Goal of the exercise - Wherever the word "仔細傾聽" appears in a line, copy that line.

***

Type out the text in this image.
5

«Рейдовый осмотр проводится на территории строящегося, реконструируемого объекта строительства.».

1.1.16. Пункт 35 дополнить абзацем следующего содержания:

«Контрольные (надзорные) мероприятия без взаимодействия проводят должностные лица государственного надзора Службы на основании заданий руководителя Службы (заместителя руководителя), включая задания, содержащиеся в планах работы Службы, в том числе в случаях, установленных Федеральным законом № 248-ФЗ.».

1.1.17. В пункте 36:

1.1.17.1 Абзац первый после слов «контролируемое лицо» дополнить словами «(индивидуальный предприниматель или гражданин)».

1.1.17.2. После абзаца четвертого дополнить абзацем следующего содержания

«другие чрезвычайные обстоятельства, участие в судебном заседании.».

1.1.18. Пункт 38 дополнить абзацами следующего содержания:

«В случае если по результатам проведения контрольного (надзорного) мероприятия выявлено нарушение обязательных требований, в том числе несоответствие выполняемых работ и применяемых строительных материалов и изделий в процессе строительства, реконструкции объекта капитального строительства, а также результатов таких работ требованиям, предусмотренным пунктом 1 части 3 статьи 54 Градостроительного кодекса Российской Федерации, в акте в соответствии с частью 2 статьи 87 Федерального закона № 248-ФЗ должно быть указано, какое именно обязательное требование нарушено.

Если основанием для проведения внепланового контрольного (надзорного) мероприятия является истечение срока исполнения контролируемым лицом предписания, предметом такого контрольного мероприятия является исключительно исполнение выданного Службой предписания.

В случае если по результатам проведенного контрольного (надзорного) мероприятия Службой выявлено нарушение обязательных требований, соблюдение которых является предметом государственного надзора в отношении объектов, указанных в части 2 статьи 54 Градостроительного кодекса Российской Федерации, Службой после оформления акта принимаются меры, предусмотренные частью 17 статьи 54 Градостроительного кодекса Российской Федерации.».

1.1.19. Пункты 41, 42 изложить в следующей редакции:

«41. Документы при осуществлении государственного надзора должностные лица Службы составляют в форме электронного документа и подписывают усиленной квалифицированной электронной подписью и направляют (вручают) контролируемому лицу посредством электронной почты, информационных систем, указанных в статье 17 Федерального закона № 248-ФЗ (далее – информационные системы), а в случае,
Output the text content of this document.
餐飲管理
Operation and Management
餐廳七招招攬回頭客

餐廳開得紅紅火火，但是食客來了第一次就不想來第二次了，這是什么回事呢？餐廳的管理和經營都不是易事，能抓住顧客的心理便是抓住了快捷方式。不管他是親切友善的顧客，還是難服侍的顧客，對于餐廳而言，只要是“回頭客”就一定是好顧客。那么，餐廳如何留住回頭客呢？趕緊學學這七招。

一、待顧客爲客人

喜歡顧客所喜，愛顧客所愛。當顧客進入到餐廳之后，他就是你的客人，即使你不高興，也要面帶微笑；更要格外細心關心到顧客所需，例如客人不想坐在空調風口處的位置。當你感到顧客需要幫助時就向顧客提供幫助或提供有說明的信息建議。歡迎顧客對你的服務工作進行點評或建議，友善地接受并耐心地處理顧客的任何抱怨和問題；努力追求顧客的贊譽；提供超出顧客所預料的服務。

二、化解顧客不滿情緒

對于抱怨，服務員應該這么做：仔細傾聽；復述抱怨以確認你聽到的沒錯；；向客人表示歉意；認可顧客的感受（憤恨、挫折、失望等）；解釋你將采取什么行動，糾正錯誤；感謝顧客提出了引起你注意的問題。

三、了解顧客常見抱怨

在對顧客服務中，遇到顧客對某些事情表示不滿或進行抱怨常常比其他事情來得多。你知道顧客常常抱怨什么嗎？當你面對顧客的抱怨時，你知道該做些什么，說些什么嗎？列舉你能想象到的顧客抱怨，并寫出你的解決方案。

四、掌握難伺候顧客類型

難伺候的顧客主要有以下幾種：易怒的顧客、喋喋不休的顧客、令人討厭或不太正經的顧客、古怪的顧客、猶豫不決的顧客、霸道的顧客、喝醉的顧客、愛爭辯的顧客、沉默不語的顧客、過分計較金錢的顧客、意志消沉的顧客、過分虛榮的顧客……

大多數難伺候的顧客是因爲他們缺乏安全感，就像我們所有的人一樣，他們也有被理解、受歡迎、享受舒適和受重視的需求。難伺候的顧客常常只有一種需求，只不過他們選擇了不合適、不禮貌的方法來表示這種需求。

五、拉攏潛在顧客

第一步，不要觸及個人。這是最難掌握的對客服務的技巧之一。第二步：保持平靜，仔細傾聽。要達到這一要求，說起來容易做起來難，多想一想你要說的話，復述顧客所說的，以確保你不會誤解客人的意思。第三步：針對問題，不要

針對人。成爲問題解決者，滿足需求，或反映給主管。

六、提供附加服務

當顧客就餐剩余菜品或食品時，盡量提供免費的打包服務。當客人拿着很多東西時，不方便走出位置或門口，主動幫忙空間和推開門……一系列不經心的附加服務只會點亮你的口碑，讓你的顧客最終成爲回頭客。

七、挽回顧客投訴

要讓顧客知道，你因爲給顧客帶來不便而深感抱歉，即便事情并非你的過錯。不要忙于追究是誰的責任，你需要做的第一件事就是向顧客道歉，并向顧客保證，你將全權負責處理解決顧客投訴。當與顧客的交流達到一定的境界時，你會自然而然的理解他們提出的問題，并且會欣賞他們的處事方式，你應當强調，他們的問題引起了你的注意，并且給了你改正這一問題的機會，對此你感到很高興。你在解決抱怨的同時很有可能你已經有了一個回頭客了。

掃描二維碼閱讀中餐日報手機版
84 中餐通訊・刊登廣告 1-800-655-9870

***

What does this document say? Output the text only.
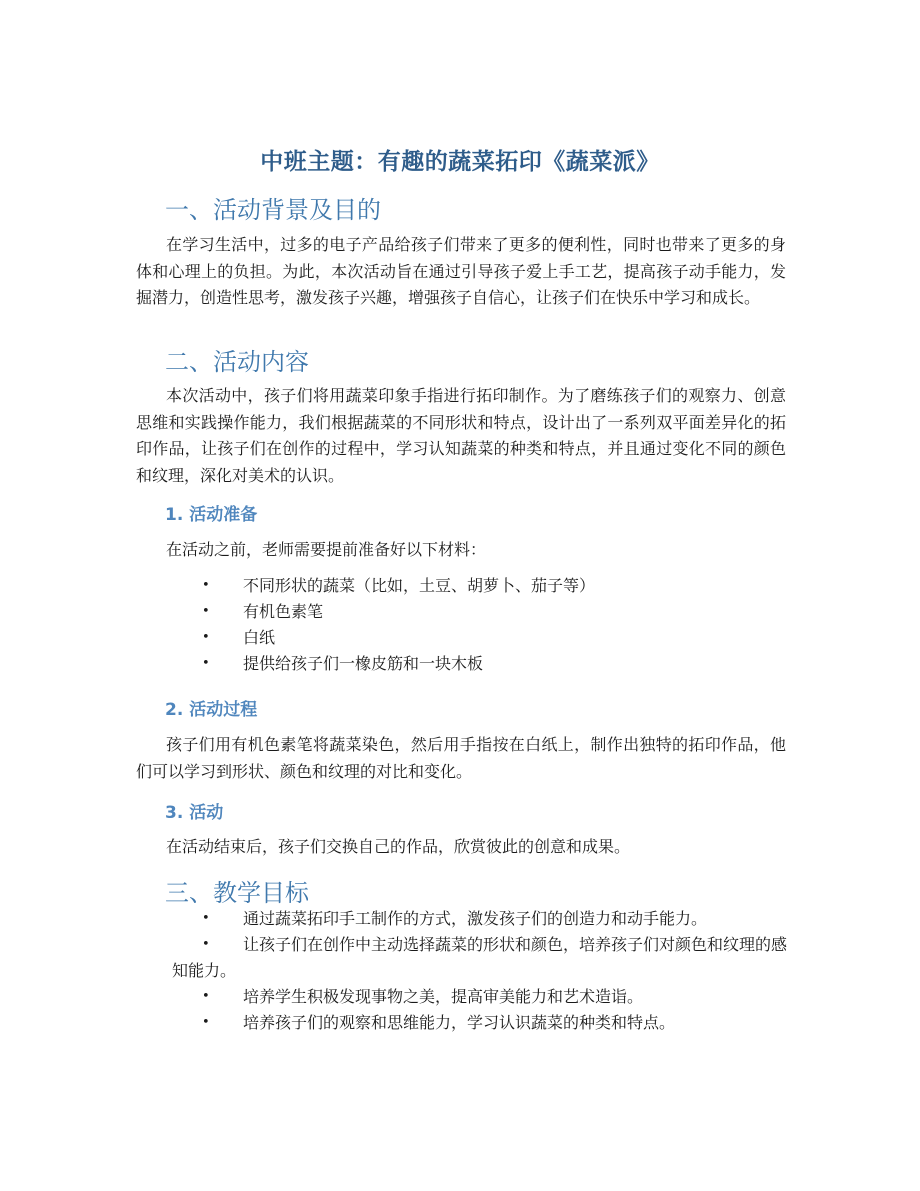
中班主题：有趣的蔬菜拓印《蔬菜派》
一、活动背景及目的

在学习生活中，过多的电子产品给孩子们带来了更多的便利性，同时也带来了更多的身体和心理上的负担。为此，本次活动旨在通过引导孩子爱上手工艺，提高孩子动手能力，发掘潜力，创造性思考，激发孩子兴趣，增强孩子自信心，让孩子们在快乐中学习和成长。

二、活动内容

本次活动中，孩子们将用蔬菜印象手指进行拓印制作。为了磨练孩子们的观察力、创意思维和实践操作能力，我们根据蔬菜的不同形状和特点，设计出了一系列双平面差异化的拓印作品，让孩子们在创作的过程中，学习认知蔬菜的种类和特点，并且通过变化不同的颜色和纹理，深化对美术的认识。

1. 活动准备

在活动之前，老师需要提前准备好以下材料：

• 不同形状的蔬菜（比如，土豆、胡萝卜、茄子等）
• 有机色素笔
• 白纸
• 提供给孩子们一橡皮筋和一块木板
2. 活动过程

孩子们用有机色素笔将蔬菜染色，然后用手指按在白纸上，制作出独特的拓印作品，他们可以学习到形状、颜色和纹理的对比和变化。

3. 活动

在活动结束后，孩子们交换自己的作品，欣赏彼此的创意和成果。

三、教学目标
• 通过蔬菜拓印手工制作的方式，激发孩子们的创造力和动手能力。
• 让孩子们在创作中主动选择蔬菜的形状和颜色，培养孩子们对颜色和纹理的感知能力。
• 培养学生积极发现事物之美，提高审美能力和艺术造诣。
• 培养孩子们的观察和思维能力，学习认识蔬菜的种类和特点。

***

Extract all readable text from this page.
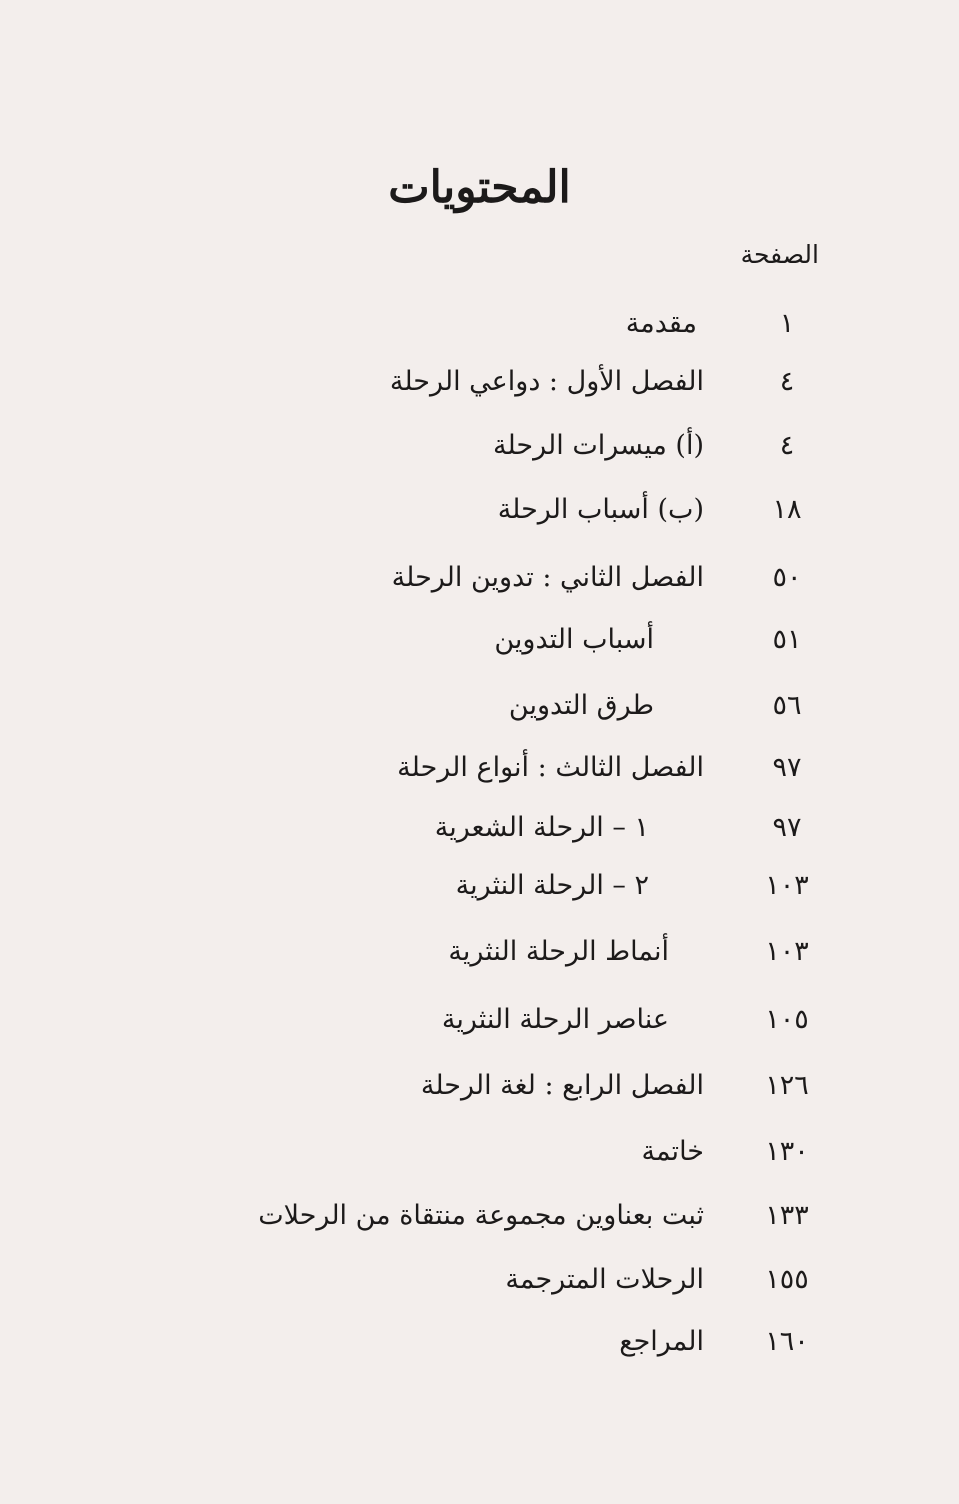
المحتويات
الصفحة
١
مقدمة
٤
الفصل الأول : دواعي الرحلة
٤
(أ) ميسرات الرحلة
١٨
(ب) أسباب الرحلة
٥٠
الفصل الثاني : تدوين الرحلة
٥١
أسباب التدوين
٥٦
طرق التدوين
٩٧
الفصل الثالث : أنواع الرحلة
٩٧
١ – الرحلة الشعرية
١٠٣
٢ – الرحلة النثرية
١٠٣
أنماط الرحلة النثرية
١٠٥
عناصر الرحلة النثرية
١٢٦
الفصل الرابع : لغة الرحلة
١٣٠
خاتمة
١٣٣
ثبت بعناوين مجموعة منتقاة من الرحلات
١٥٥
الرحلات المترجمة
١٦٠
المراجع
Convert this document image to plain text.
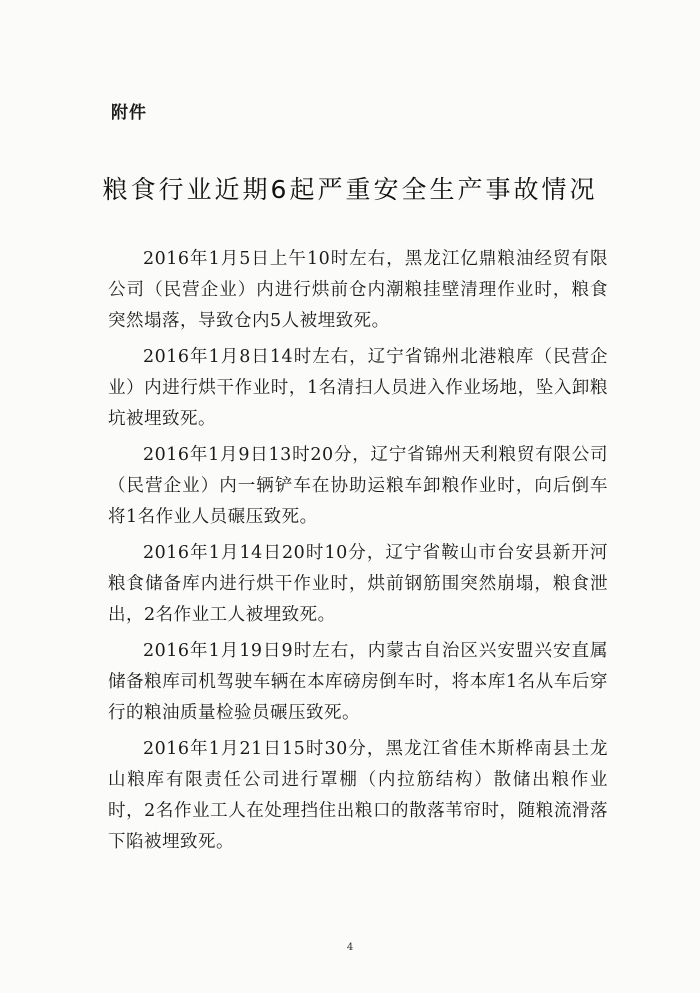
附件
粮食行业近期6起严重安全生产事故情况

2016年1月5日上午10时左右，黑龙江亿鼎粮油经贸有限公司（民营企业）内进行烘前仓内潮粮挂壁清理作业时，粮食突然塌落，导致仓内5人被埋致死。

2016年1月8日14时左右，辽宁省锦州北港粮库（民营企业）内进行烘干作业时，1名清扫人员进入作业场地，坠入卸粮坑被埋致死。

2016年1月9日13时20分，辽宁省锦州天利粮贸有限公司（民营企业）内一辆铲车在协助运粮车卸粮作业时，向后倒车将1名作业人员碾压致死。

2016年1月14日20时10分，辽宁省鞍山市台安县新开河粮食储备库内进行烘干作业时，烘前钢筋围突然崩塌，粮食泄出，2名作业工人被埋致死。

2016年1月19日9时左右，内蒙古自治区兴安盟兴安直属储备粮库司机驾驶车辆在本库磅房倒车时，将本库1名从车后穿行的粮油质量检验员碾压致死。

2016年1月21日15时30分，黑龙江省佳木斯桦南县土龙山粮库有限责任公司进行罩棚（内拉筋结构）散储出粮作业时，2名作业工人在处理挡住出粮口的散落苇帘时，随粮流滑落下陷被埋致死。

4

***

The response -
對于抱怨，服務員應該這么做：仔細傾聽；復述抱怨以確認你聽到的沒錯；；向客人表示歉意；認可顧客的感受（憤恨、挫折、失望等）；解釋你將采取什么行動，糾正錯誤；感謝顧客提出了引起你注意的問題。
第一步，不要觸及個人。這是最難掌握的對客服務的技巧之一。第二步：保持平靜，仔細傾聽。要達到這一要求，說起來容易做起來難，多想一想你要說的話，復述顧客所說的，以確保你不會誤解客人的意思。第三步：針對問題，不要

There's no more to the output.